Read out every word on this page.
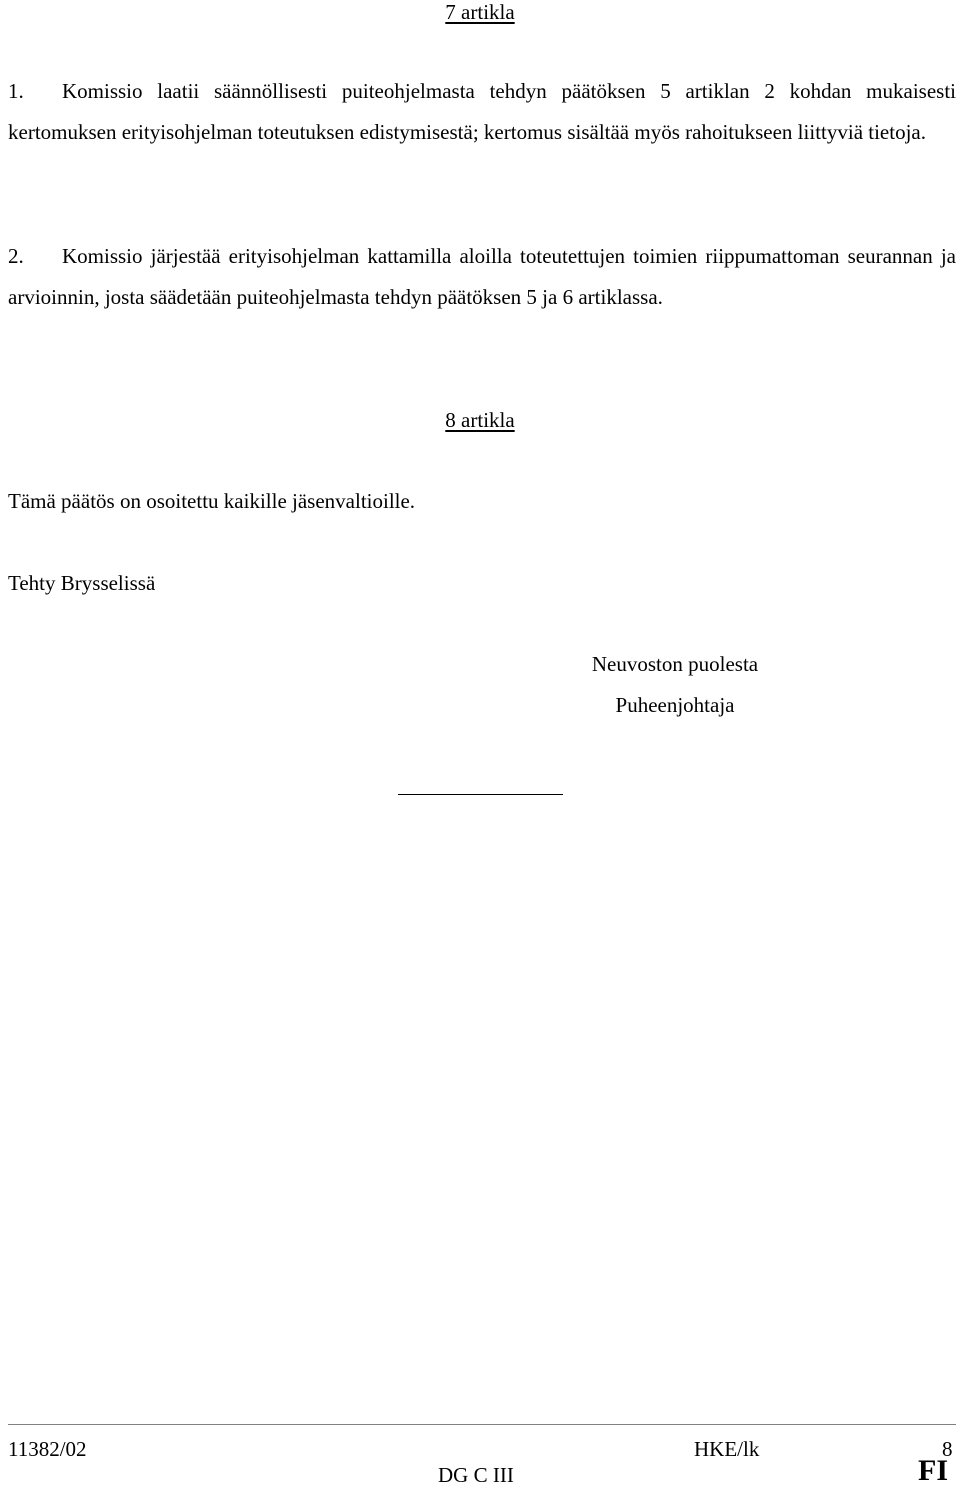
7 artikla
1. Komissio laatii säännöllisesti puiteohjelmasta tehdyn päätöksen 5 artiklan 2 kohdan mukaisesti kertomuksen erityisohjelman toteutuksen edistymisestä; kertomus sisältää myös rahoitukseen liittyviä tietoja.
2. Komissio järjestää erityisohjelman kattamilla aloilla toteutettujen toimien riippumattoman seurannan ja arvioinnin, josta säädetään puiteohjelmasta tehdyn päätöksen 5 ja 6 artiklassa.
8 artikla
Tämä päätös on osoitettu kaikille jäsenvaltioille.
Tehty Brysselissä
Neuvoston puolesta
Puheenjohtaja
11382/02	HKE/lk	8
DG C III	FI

===

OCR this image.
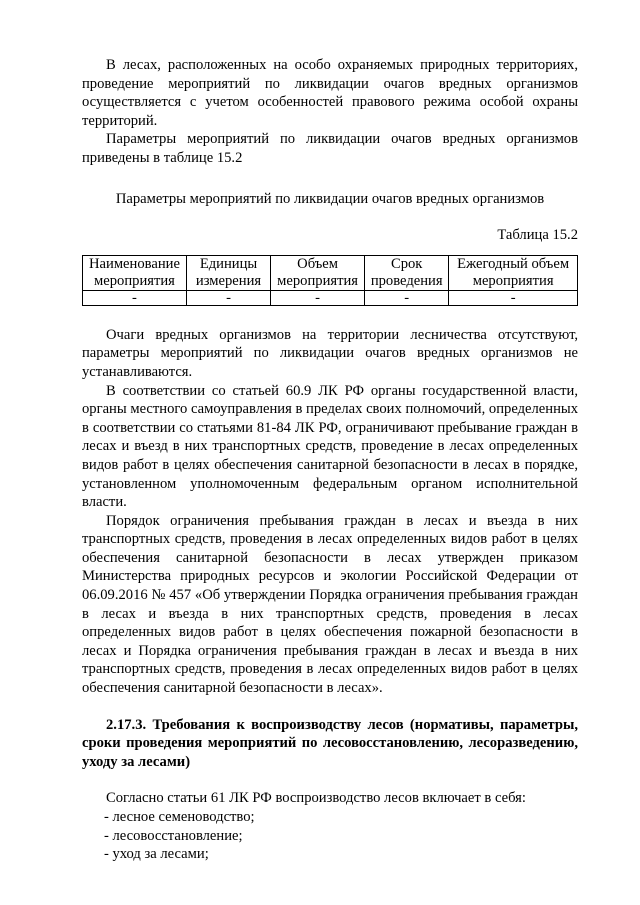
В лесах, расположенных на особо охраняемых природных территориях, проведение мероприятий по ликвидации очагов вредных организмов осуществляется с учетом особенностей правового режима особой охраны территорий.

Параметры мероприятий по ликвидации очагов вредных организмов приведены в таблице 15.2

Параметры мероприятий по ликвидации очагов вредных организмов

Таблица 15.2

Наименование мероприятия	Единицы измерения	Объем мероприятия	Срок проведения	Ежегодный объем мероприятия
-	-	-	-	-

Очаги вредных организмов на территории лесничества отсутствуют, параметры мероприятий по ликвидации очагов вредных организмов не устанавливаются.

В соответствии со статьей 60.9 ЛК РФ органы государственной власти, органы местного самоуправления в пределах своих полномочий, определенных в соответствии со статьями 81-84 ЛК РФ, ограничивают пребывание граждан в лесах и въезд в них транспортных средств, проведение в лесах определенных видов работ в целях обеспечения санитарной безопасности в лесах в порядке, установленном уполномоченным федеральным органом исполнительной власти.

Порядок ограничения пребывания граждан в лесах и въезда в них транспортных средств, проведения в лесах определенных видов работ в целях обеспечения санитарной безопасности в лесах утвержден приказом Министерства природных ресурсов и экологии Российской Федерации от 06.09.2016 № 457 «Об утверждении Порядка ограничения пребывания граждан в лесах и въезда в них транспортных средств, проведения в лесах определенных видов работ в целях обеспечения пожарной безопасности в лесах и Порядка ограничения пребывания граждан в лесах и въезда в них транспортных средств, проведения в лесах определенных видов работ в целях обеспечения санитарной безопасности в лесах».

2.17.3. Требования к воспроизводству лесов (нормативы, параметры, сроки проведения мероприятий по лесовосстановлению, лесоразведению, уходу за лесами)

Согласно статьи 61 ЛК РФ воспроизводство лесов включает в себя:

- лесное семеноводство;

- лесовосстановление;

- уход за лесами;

===

### Exercise description
List all lines where "this" occurs.

### The response
Read out every word on this page.
OCR this image.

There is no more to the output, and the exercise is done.